## Exercise brief
Retype exactly the stretch of lines that begins at the line containing "Output a JSON" and ends at the last line of the data, with no other lines.

## Listed entries
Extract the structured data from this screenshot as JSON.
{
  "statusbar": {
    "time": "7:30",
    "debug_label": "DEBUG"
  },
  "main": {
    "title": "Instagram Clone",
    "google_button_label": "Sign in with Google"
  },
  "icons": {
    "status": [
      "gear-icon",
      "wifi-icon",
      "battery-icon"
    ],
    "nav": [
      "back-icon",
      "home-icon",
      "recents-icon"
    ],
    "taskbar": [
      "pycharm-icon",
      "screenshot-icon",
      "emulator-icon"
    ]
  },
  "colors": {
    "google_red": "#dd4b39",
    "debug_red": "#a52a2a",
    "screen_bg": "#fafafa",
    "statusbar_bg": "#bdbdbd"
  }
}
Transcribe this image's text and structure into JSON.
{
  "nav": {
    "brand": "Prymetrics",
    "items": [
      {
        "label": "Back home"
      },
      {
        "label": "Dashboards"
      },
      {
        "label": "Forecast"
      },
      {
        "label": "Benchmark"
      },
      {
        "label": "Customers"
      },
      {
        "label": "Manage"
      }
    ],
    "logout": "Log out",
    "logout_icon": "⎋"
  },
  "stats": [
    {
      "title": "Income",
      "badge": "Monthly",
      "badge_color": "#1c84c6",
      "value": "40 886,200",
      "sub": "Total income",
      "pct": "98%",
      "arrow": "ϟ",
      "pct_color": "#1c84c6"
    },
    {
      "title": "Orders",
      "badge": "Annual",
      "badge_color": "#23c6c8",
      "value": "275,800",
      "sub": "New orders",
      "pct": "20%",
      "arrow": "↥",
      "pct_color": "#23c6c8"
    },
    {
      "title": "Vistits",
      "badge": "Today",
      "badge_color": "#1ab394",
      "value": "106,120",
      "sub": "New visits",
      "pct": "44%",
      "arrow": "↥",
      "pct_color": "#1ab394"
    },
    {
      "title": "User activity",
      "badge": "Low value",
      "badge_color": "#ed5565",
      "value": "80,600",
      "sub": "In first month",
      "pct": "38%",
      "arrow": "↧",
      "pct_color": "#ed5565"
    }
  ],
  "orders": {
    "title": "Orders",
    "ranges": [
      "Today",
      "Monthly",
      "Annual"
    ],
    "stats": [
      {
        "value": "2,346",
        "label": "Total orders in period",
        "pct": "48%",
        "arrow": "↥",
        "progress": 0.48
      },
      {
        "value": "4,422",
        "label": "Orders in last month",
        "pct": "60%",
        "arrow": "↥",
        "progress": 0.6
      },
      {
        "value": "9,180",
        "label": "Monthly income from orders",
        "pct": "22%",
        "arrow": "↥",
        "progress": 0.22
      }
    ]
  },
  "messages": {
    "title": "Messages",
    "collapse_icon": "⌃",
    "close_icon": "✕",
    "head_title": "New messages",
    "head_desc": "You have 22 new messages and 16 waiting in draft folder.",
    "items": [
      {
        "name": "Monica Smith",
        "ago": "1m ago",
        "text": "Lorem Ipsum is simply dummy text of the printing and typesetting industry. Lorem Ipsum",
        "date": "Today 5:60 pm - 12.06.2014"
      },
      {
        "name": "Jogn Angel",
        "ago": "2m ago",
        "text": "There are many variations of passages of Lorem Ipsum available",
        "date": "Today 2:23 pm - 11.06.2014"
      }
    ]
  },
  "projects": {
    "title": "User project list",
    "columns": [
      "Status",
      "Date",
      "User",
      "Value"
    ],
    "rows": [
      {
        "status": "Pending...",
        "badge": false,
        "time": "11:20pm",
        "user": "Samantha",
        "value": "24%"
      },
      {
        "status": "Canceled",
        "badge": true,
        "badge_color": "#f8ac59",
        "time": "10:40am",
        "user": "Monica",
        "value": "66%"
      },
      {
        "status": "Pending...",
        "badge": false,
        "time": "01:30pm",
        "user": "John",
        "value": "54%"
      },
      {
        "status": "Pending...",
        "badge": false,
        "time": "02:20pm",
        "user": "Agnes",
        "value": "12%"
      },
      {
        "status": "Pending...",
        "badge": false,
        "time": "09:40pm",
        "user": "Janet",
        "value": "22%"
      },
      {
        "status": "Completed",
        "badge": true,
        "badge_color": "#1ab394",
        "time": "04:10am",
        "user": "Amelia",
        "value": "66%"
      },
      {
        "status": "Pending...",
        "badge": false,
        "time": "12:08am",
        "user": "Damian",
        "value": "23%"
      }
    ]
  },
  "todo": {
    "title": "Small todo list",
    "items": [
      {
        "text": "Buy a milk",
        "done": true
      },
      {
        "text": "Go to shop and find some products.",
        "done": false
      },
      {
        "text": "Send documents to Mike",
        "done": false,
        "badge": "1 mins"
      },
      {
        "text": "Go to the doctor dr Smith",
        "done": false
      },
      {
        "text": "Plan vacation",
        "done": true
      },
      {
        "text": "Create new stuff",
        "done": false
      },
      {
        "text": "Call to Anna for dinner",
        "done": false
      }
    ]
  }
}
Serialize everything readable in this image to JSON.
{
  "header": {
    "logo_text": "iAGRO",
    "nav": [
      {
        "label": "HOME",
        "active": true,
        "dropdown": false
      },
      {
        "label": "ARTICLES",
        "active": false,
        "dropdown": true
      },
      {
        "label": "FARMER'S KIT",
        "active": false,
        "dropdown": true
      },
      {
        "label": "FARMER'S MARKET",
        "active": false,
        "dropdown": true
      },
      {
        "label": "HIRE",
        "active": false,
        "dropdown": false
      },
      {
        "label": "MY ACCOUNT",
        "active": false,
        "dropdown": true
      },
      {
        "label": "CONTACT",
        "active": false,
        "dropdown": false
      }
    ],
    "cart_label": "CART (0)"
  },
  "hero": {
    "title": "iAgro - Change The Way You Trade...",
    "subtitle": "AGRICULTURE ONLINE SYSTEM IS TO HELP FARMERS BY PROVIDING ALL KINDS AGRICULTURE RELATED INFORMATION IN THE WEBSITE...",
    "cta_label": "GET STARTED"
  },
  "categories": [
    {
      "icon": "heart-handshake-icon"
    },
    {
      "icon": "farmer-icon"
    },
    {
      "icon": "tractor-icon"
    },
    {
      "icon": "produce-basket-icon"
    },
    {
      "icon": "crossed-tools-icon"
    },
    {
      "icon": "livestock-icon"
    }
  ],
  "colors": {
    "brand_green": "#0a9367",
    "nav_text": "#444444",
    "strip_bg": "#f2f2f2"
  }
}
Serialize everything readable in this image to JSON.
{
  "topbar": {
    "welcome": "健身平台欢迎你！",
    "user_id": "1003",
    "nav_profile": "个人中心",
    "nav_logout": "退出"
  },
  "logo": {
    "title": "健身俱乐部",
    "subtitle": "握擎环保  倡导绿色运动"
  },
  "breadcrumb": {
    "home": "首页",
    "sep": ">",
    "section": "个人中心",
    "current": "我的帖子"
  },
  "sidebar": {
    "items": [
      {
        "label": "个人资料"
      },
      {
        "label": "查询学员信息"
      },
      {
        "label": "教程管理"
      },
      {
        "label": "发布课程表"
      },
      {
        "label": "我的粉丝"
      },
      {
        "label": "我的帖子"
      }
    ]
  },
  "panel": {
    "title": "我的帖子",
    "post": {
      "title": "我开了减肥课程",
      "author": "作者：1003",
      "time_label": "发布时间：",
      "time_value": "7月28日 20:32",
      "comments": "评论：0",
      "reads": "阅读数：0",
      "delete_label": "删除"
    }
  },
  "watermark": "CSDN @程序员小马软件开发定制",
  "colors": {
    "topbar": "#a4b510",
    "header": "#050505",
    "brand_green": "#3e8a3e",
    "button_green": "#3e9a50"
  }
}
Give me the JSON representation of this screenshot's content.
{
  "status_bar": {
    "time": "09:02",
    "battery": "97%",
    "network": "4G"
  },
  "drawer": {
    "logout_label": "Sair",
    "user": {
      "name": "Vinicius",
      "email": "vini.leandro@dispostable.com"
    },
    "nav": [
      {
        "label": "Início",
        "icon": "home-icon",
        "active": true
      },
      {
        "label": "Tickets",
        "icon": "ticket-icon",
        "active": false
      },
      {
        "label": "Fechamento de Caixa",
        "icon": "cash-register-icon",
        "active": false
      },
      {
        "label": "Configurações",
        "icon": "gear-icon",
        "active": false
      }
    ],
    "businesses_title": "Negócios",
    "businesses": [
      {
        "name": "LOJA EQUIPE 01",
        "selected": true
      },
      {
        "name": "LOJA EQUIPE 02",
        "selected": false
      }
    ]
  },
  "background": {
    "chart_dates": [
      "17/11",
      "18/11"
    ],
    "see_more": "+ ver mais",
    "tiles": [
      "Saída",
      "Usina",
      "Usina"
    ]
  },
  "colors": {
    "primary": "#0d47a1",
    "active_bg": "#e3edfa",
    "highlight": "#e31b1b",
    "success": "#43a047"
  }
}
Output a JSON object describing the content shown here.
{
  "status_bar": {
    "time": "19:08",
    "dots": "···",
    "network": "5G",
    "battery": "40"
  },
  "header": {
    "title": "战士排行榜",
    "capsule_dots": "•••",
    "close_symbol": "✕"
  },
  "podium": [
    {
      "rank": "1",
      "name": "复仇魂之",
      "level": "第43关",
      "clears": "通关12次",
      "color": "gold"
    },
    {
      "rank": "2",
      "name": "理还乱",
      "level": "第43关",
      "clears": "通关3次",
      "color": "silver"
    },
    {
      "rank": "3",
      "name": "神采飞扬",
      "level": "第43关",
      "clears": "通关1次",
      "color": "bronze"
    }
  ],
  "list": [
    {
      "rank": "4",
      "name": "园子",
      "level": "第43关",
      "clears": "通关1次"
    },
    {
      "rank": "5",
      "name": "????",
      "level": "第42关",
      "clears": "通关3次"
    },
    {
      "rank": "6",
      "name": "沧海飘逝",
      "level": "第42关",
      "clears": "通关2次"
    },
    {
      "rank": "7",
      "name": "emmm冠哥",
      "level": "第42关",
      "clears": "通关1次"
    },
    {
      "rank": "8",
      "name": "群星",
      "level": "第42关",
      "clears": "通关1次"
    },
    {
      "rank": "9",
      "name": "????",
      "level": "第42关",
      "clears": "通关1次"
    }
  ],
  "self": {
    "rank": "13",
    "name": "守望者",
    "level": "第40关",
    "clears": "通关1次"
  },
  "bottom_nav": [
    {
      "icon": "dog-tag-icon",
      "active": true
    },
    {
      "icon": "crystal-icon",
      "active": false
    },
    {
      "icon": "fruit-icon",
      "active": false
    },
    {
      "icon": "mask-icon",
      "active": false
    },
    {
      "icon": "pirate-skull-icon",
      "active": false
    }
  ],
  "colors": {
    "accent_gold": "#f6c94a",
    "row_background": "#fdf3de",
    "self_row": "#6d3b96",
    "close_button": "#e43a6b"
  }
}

## Reply
Output a JSON object describing the content shown here.
{
  "status_bar": {
    "time": "19:08",
    "dots": "···",
    "network": "5G",
    "battery": "40"
  },
  "header": {
    "title": "战士排行榜",
    "capsule_dots": "•••",
    "close_symbol": "✕"
  },
  "podium": [
    {
      "rank": "1",
      "name": "复仇魂之",
      "level": "第43关",
      "clears": "通关12次",
      "color": "gold"
    },
    {
      "rank": "2",
      "name": "理还乱",
      "level": "第43关",
      "clears": "通关3次",
      "color": "silver"
    },
    {
      "rank": "3",
      "name": "神采飞扬",
      "level": "第43关",
      "clears": "通关1次",
      "color": "bronze"
    }
  ],
  "list": [
    {
      "rank": "4",
      "name": "园子",
      "level": "第43关",
      "clears": "通关1次"
    },
    {
      "rank": "5",
      "name": "????",
      "level": "第42关",
      "clears": "通关3次"
    },
    {
      "rank": "6",
      "name": "沧海飘逝",
      "level": "第42关",
      "clears": "通关2次"
    },
    {
      "rank": "7",
      "name": "emmm冠哥",
      "level": "第42关",
      "clears": "通关1次"
    },
    {
      "rank": "8",
      "name": "群星",
      "level": "第42关",
      "clears": "通关1次"
    },
    {
      "rank": "9",
      "name": "????",
      "level": "第42关",
      "clears": "通关1次"
    }
  ],
  "self": {
    "rank": "13",
    "name": "守望者",
    "level": "第40关",
    "clears": "通关1次"
  },
  "bottom_nav": [
    {
      "icon": "dog-tag-icon",
      "active": true
    },
    {
      "icon": "crystal-icon",
      "active": false
    },
    {
      "icon": "fruit-icon",
      "active": false
    },
    {
      "icon": "mask-icon",
      "active": false
    },
    {
      "icon": "pirate-skull-icon",
      "active": false
    }
  ],
  "colors": {
    "accent_gold": "#f6c94a",
    "row_background": "#fdf3de",
    "self_row": "#6d3b96",
    "close_button": "#e43a6b"
  }
}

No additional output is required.